### Work required
Every line that holds the string "Zhejiang" is to be identified and copied.

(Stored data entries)
[BEGIN]

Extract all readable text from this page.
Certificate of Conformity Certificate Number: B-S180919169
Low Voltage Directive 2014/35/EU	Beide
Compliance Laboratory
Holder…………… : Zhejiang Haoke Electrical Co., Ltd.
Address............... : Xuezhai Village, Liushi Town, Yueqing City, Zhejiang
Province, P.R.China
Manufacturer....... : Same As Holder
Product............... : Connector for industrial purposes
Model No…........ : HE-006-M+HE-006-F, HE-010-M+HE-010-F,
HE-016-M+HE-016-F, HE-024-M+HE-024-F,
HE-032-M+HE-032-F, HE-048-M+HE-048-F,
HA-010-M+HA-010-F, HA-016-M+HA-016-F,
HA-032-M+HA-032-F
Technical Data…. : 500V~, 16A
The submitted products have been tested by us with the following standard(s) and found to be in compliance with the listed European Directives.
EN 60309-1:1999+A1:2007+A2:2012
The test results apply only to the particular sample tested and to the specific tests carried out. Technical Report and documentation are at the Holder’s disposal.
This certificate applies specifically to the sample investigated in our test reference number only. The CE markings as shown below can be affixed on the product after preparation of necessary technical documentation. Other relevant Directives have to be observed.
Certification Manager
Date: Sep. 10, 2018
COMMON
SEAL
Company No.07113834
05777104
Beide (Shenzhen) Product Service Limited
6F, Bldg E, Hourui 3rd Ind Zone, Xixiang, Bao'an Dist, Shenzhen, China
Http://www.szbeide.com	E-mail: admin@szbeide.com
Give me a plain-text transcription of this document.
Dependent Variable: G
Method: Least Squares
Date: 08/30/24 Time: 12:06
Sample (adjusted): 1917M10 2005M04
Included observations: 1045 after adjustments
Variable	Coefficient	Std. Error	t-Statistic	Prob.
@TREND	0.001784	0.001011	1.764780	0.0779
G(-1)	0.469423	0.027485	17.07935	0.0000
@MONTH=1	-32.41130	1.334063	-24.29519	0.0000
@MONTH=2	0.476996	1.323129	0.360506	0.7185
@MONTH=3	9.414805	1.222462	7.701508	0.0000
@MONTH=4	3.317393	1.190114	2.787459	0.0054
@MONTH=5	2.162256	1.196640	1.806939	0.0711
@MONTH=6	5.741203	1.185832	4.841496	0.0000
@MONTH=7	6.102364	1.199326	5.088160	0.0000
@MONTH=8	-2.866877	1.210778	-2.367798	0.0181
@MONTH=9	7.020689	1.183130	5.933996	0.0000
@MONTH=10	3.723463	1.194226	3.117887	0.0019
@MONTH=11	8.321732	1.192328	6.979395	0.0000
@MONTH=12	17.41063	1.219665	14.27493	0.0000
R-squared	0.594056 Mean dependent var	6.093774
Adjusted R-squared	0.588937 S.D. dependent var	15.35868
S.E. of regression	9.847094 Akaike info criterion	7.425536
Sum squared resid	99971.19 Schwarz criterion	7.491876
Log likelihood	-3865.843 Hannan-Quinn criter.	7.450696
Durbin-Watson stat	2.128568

[END]

### Response below
Holder…………… : Zhejiang Haoke Electrical Co., Ltd.
Address............... : Xuezhai Village, Liushi Town, Yueqing City, Zhejiang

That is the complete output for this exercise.